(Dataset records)
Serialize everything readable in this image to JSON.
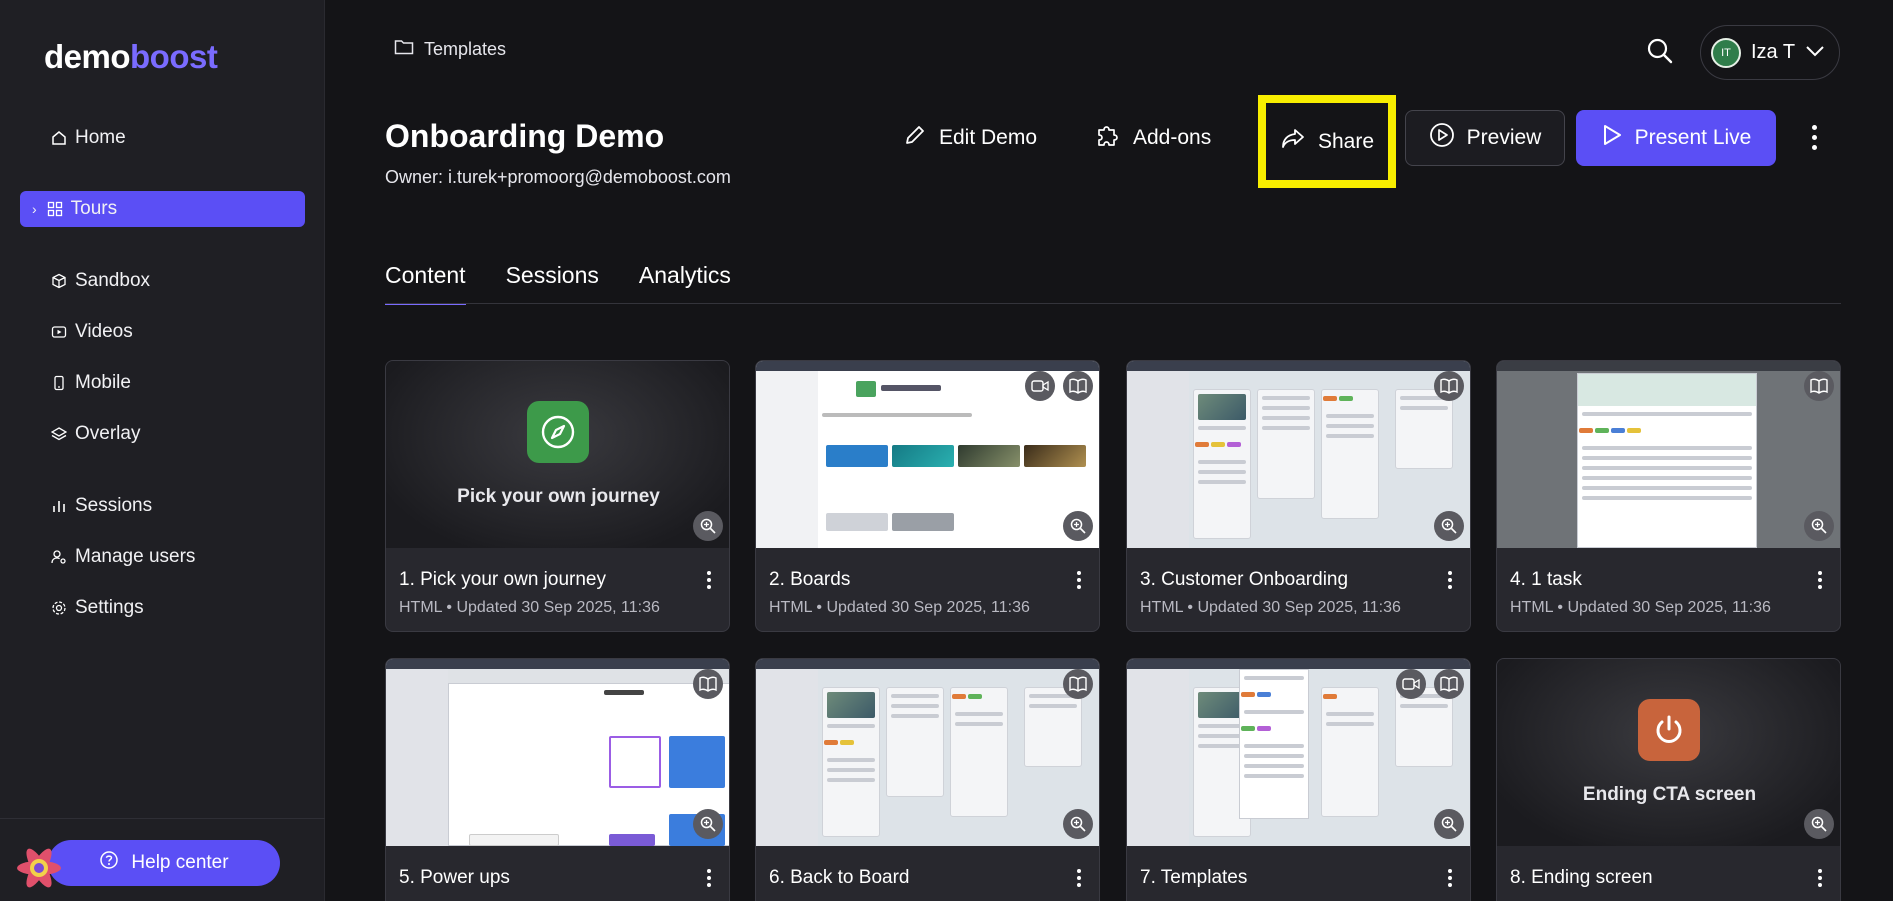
{
  "logo": {
    "part1": "demo",
    "part2": "boost"
  },
  "sidebar": {
    "items": [
      {
        "label": "Home",
        "icon": "home-icon"
      },
      {
        "label": "Tours",
        "icon": "grid-icon",
        "active": true
      },
      {
        "label": "Sandbox",
        "icon": "cube-icon"
      },
      {
        "label": "Videos",
        "icon": "video-icon"
      },
      {
        "label": "Mobile",
        "icon": "mobile-icon"
      },
      {
        "label": "Overlay",
        "icon": "layers-icon"
      },
      {
        "label": "Sessions",
        "icon": "bar-chart-icon"
      },
      {
        "label": "Manage users",
        "icon": "user-gear-icon"
      },
      {
        "label": "Settings",
        "icon": "gear-icon"
      }
    ],
    "help_label": "Help center"
  },
  "header": {
    "breadcrumb": "Templates",
    "user_initials": "IT",
    "user_name": "Iza T"
  },
  "demo": {
    "title": "Onboarding Demo",
    "owner": "Owner: i.turek+promoorg@demoboost.com"
  },
  "actions": {
    "edit": "Edit Demo",
    "addons": "Add-ons",
    "share": "Share",
    "preview": "Preview",
    "present": "Present Live"
  },
  "tabs": [
    "Content",
    "Sessions",
    "Analytics"
  ],
  "cards": [
    {
      "title": "1. Pick your own journey",
      "meta": "HTML • Updated 30 Sep 2025, 11:36",
      "thumb_label": "Pick your own journey"
    },
    {
      "title": "2. Boards",
      "meta": "HTML • Updated 30 Sep 2025, 11:36"
    },
    {
      "title": "3. Customer Onboarding",
      "meta": "HTML • Updated 30 Sep 2025, 11:36"
    },
    {
      "title": "4. 1 task",
      "meta": "HTML • Updated 30 Sep 2025, 11:36"
    },
    {
      "title": "5. Power ups",
      "meta": ""
    },
    {
      "title": "6. Back to Board",
      "meta": ""
    },
    {
      "title": "7. Templates",
      "meta": ""
    },
    {
      "title": "8. Ending screen",
      "meta": "",
      "thumb_label": "Ending CTA screen"
    }
  ],
  "colors": {
    "accent": "#5b4ff5",
    "highlight": "#f8ee00",
    "journey_icon": "#3d9a4a",
    "cta_icon": "#c8643c"
  }
}
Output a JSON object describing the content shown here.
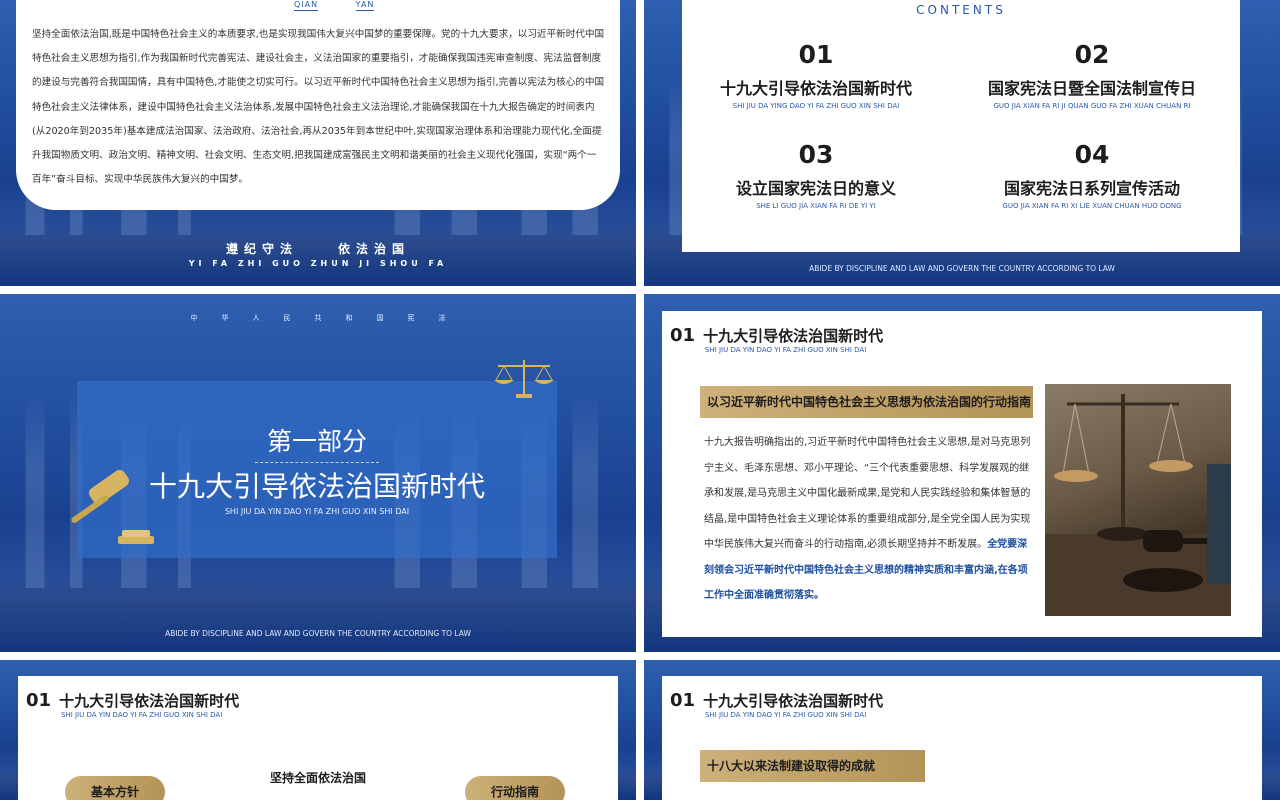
{
  "slide1": {
    "tabs": [
      "QIAN",
      "YAN"
    ],
    "paragraph": "坚持全面依法治国,既是中国特色社会主义的本质要求,也是实现我国伟大复兴中国梦的重要保障。党的十九大要求，以习近平新时代中国特色社会主义思想为指引,作为我国新时代完善宪法、建设社会主，义法治国家的重要指引，才能确保我国违宪审查制度、宪法监督制度的建设与完善符合我国国情，具有中国特色,才能使之切实可行。以习近平新时代中国特色社会主义思想为指引,完善以宪法为核心的中国特色社会主义法律体系，建设中国特色社会主义法治体系,发展中国特色社会主义法治理论,才能确保我国在十九大报告确定的时间表内(从2020年到2035年)基本建成法治国家、法治政府、法治社会,再从2035年到本世纪中叶,实现国家治理体系和治理能力现代化,全面提升我国物质文明、政治文明、精神文明、社会文明、生态文明,把我国建成富强民主文明和谐美丽的社会主义现代化强国，实现“两个一百年”奋斗目标、实现中华民族伟大复兴的中国梦。",
    "motto_a": "遵纪守法",
    "motto_b": "依法治国",
    "motto_pinyin": "YI FA ZHI GUO ZHUN JI SHOU FA"
  },
  "slide2": {
    "contents_label": "CONTENTS",
    "items": [
      {
        "num": "01",
        "title": "十九大引导依法治国新时代",
        "pinyin": "SHI JIU DA YING DAO YI FA ZHI GUO XIN SHI DAI"
      },
      {
        "num": "02",
        "title": "国家宪法日暨全国法制宣传日",
        "pinyin": "GUO JIA XIAN FA RI JI QUAN GUO FA ZHI XUAN CHUAN RI"
      },
      {
        "num": "03",
        "title": "设立国家宪法日的意义",
        "pinyin": "SHE LI GUO JIA XIAN FA RI DE YI YI"
      },
      {
        "num": "04",
        "title": "国家宪法日系列宣传活动",
        "pinyin": "GUO JIA XIAN FA RI XI LIE XUAN CHUAN HUO DONG"
      }
    ],
    "footer": "ABIDE BY DISCIPLINE AND LAW AND GOVERN THE COUNTRY ACCORDING TO LAW"
  },
  "slide3": {
    "top_chars": [
      "中",
      "华",
      "人",
      "民",
      "共",
      "和",
      "国",
      "宪",
      "法"
    ],
    "part": "第一部分",
    "title": "十九大引导依法治国新时代",
    "pinyin": "SHI JIU DA YIN DAO YI FA ZHI GUO XIN SHI DAI",
    "footer": "ABIDE BY DISCIPLINE AND LAW AND GOVERN THE COUNTRY ACCORDING TO LAW"
  },
  "section_header": {
    "num": "01",
    "title": "十九大引导依法治国新时代",
    "pinyin": "SHI JIU DA YIN DAO YI FA ZHI GUO XIN SHI DAI"
  },
  "slide4": {
    "banner": "以习近平新时代中国特色社会主义思想为依法治国的行动指南",
    "body": "十九大报告明确指出的,习近平新时代中国特色社会主义思想,是对马克思列宁主义、毛泽东思想、邓小平理论、“三个代表重要思想、科学发展观的继承和发展,是马克思主义中国化最新成果,是党和人民实践经验和集体智慧的结晶,是中国特色社会主义理论体系的重要组成部分,是全党全国人民为实现中华民族伟大复兴而奋斗的行动指南,必须长期坚持并不断发展。",
    "highlight": "全党要深刻领会习近平新时代中国特色社会主义思想的精神实质和丰富内涵,在各项工作中全面准确贯彻落实。"
  },
  "slide5": {
    "left_pill": "基本方针",
    "center": "坚持全面依法治国",
    "right_pill": "行动指南"
  },
  "slide6": {
    "banner": "十八大以来法制建设取得的成就"
  },
  "colors": {
    "blue_bg": "#1f4a9a",
    "gold": "#b49357",
    "accent_blue": "#2a58a8"
  }
}
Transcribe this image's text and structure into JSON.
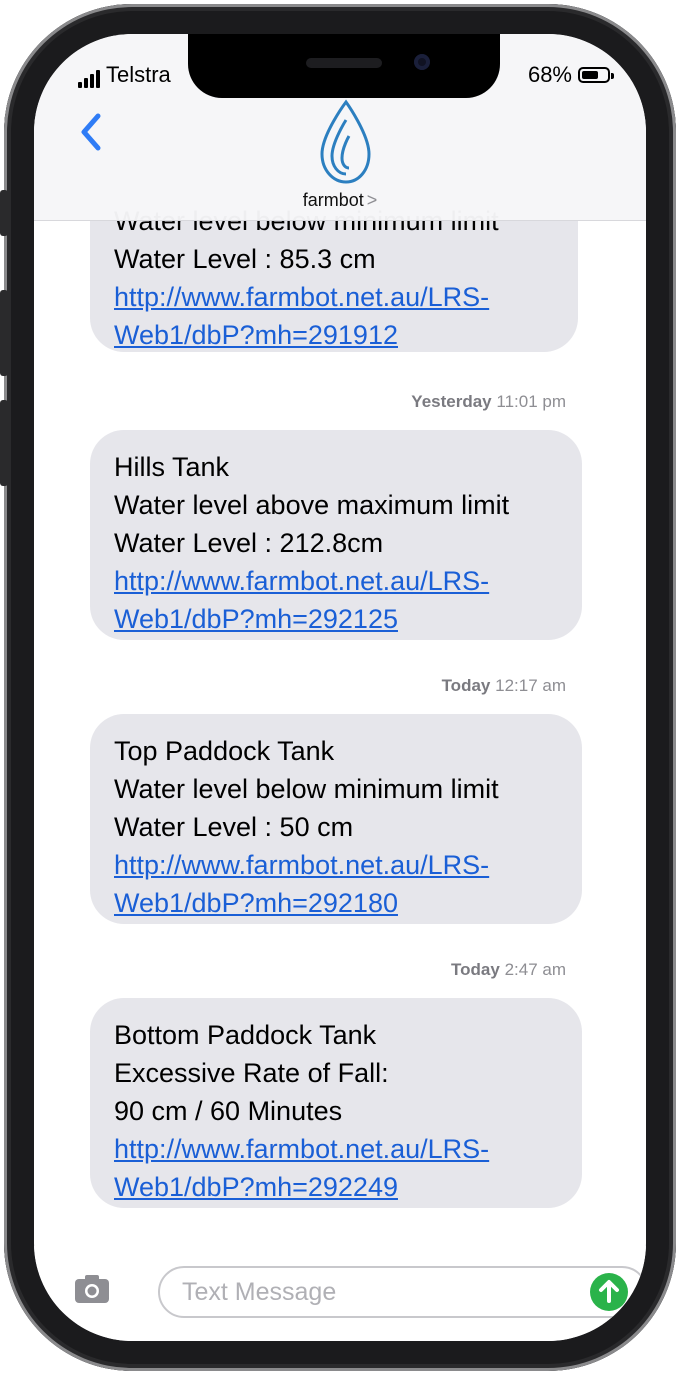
{
  "status": {
    "carrier": "Telstra",
    "battery": "68%"
  },
  "header": {
    "contact": "farmbot",
    "chevron": ">"
  },
  "messages": [
    {
      "lines": [
        "Water level below minimum limit",
        "Water Level : 85.3 cm"
      ],
      "link": [
        "http://www.farmbot.net.au/LRS-",
        "Web1/dbP?mh=291912"
      ]
    },
    {
      "lines": [
        "Hills Tank",
        "Water level above maximum limit",
        "Water Level : 212.8cm"
      ],
      "link": [
        "http://www.farmbot.net.au/LRS-",
        "Web1/dbP?mh=292125"
      ]
    },
    {
      "lines": [
        "Top Paddock Tank",
        "Water level below minimum limit",
        "Water Level : 50 cm"
      ],
      "link": [
        "http://www.farmbot.net.au/LRS-",
        "Web1/dbP?mh=292180"
      ]
    },
    {
      "lines": [
        "Bottom Paddock Tank",
        "Excessive Rate of Fall:",
        "90 cm / 60 Minutes"
      ],
      "link": [
        "http://www.farmbot.net.au/LRS-",
        "Web1/dbP?mh=292249"
      ]
    }
  ],
  "stamps": [
    {
      "day": "Yesterday",
      "time": "11:01 pm"
    },
    {
      "day": "Today",
      "time": "12:17 am"
    },
    {
      "day": "Today",
      "time": "2:47 am"
    }
  ],
  "compose": {
    "placeholder": "Text Message"
  },
  "icons": {
    "back": "chevron-left-icon",
    "logo": "water-drop-icon",
    "camera": "camera-icon",
    "send": "arrow-up-icon"
  },
  "colors": {
    "link": "#1a5fd6",
    "bubble": "#e6e6eb",
    "send": "#2ab34a",
    "back": "#2f7cf6"
  }
}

What to do> Reproduce all of the material above word for word. Omit the pictures.

Final answer>
Serialize everything readable in this image to JSON.
{
  "logo": {
    "part1": "demo",
    "part2": "boost"
  },
  "sidebar": {
    "items": [
      {
        "label": "Home",
        "icon": "home-icon"
      },
      {
        "label": "Tours",
        "icon": "grid-icon",
        "active": true
      },
      {
        "label": "Sandbox",
        "icon": "cube-icon"
      },
      {
        "label": "Videos",
        "icon": "video-icon"
      },
      {
        "label": "Mobile",
        "icon": "mobile-icon"
      },
      {
        "label": "Overlay",
        "icon": "layers-icon"
      },
      {
        "label": "Sessions",
        "icon": "bar-chart-icon"
      },
      {
        "label": "Manage users",
        "icon": "user-gear-icon"
      },
      {
        "label": "Settings",
        "icon": "gear-icon"
      }
    ],
    "help_label": "Help center"
  },
  "header": {
    "breadcrumb": "Templates",
    "user_initials": "IT",
    "user_name": "Iza T"
  },
  "demo": {
    "title": "Onboarding Demo",
    "owner": "Owner: i.turek+promoorg@demoboost.com"
  },
  "actions": {
    "edit": "Edit Demo",
    "addons": "Add-ons",
    "share": "Share",
    "preview": "Preview",
    "present": "Present Live"
  },
  "tabs": [
    "Content",
    "Sessions",
    "Analytics"
  ],
  "cards": [
    {
      "title": "1. Pick your own journey",
      "meta": "HTML • Updated 30 Sep 2025, 11:36",
      "thumb_label": "Pick your own journey"
    },
    {
      "title": "2. Boards",
      "meta": "HTML • Updated 30 Sep 2025, 11:36"
    },
    {
      "title": "3. Customer Onboarding",
      "meta": "HTML • Updated 30 Sep 2025, 11:36"
    },
    {
      "title": "4. 1 task",
      "meta": "HTML • Updated 30 Sep 2025, 11:36"
    },
    {
      "title": "5. Power ups",
      "meta": ""
    },
    {
      "title": "6. Back to Board",
      "meta": ""
    },
    {
      "title": "7. Templates",
      "meta": ""
    },
    {
      "title": "8. Ending screen",
      "meta": "",
      "thumb_label": "Ending CTA screen"
    }
  ],
  "colors": {
    "accent": "#5b4ff5",
    "highlight": "#f8ee00",
    "journey_icon": "#3d9a4a",
    "cta_icon": "#c8643c"
  }
}
Output a JSON object describing the content shown here.
{
  "slide1": {
    "tabs": [
      "QIAN",
      "YAN"
    ],
    "paragraph": "坚持全面依法治国,既是中国特色社会主义的本质要求,也是实现我国伟大复兴中国梦的重要保障。党的十九大要求，以习近平新时代中国特色社会主义思想为指引,作为我国新时代完善宪法、建设社会主，义法治国家的重要指引，才能确保我国违宪审查制度、宪法监督制度的建设与完善符合我国国情，具有中国特色,才能使之切实可行。以习近平新时代中国特色社会主义思想为指引,完善以宪法为核心的中国特色社会主义法律体系，建设中国特色社会主义法治体系,发展中国特色社会主义法治理论,才能确保我国在十九大报告确定的时间表内(从2020年到2035年)基本建成法治国家、法治政府、法治社会,再从2035年到本世纪中叶,实现国家治理体系和治理能力现代化,全面提升我国物质文明、政治文明、精神文明、社会文明、生态文明,把我国建成富强民主文明和谐美丽的社会主义现代化强国，实现“两个一百年”奋斗目标、实现中华民族伟大复兴的中国梦。",
    "motto_a": "遵纪守法",
    "motto_b": "依法治国",
    "motto_pinyin": "YI FA ZHI GUO ZHUN JI SHOU FA"
  },
  "slide2": {
    "contents_label": "CONTENTS",
    "items": [
      {
        "num": "01",
        "title": "十九大引导依法治国新时代",
        "pinyin": "SHI JIU DA YING DAO YI FA ZHI GUO XIN SHI DAI"
      },
      {
        "num": "02",
        "title": "国家宪法日暨全国法制宣传日",
        "pinyin": "GUO JIA XIAN FA RI JI QUAN GUO FA ZHI XUAN CHUAN RI"
      },
      {
        "num": "03",
        "title": "设立国家宪法日的意义",
        "pinyin": "SHE LI GUO JIA XIAN FA RI DE YI YI"
      },
      {
        "num": "04",
        "title": "国家宪法日系列宣传活动",
        "pinyin": "GUO JIA XIAN FA RI XI LIE XUAN CHUAN HUO DONG"
      }
    ],
    "footer": "ABIDE BY DISCIPLINE AND LAW AND GOVERN THE COUNTRY ACCORDING TO LAW"
  },
  "slide3": {
    "top_chars": [
      "中",
      "华",
      "人",
      "民",
      "共",
      "和",
      "国",
      "宪",
      "法"
    ],
    "part": "第一部分",
    "title": "十九大引导依法治国新时代",
    "pinyin": "SHI JIU DA YIN DAO YI FA ZHI GUO XIN SHI DAI",
    "footer": "ABIDE BY DISCIPLINE AND LAW AND GOVERN THE COUNTRY ACCORDING TO LAW"
  },
  "section_header": {
    "num": "01",
    "title": "十九大引导依法治国新时代",
    "pinyin": "SHI JIU DA YIN DAO YI FA ZHI GUO XIN SHI DAI"
  },
  "slide4": {
    "banner": "以习近平新时代中国特色社会主义思想为依法治国的行动指南",
    "body": "十九大报告明确指出的,习近平新时代中国特色社会主义思想,是对马克思列宁主义、毛泽东思想、邓小平理论、“三个代表重要思想、科学发展观的继承和发展,是马克思主义中国化最新成果,是党和人民实践经验和集体智慧的结晶,是中国特色社会主义理论体系的重要组成部分,是全党全国人民为实现中华民族伟大复兴而奋斗的行动指南,必须长期坚持并不断发展。",
    "highlight": "全党要深刻领会习近平新时代中国特色社会主义思想的精神实质和丰富内涵,在各项工作中全面准确贯彻落实。"
  },
  "slide5": {
    "left_pill": "基本方针",
    "center": "坚持全面依法治国",
    "right_pill": "行动指南"
  },
  "slide6": {
    "banner": "十八大以来法制建设取得的成就"
  },
  "colors": {
    "blue_bg": "#1f4a9a",
    "gold": "#b49357",
    "accent_blue": "#2a58a8"
  }
}
Transcribe this image's text and structure into JSON.
{
  "status": {
    "carrier": "Telstra",
    "battery": "68%"
  },
  "header": {
    "contact": "farmbot",
    "chevron": ">"
  },
  "messages": [
    {
      "lines": [
        "Water level below minimum limit",
        "Water Level : 85.3 cm"
      ],
      "link": [
        "http://www.farmbot.net.au/LRS-",
        "Web1/dbP?mh=291912"
      ]
    },
    {
      "lines": [
        "Hills Tank",
        "Water level above maximum limit",
        "Water Level : 212.8cm"
      ],
      "link": [
        "http://www.farmbot.net.au/LRS-",
        "Web1/dbP?mh=292125"
      ]
    },
    {
      "lines": [
        "Top Paddock Tank",
        "Water level below minimum limit",
        "Water Level : 50 cm"
      ],
      "link": [
        "http://www.farmbot.net.au/LRS-",
        "Web1/dbP?mh=292180"
      ]
    },
    {
      "lines": [
        "Bottom Paddock Tank",
        "Excessive Rate of Fall:",
        "90 cm / 60 Minutes"
      ],
      "link": [
        "http://www.farmbot.net.au/LRS-",
        "Web1/dbP?mh=292249"
      ]
    }
  ],
  "stamps": [
    {
      "day": "Yesterday",
      "time": "11:01 pm"
    },
    {
      "day": "Today",
      "time": "12:17 am"
    },
    {
      "day": "Today",
      "time": "2:47 am"
    }
  ],
  "compose": {
    "placeholder": "Text Message"
  },
  "icons": {
    "back": "chevron-left-icon",
    "logo": "water-drop-icon",
    "camera": "camera-icon",
    "send": "arrow-up-icon"
  },
  "colors": {
    "link": "#1a5fd6",
    "bubble": "#e6e6eb",
    "send": "#2ab34a",
    "back": "#2f7cf6"
  }
}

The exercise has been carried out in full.